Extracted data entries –
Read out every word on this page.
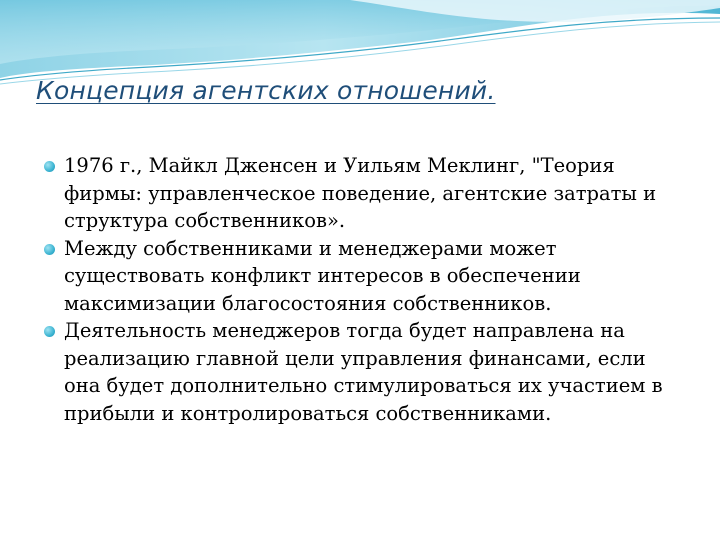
Концепция агентских отношений.
1976 г., Майкл Дженсен и Уильям Меклинг, "Теория фирмы: управленческое поведение, агентские затраты и структура собственников».
Между собственниками и менеджерами может существовать конфликт интересов в обеспечении максимизации благосостояния собственников.
Деятельность менеджеров тогда будет направлена на реализацию главной цели управления финансами, если она будет дополнительно стимулироваться их участием в прибыли и контролироваться собственниками.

Job –
Copy, from the material above, each line in which the string "собственников" occurs.

Solution for this problem –
1976 г., Майкл Дженсен и Уильям Меклинг, "Теория фирмы: управленческое поведение, агентские затраты и структура собственников».
Между собственниками и менеджерами может существовать конфликт интересов в обеспечении максимизации благосостояния собственников.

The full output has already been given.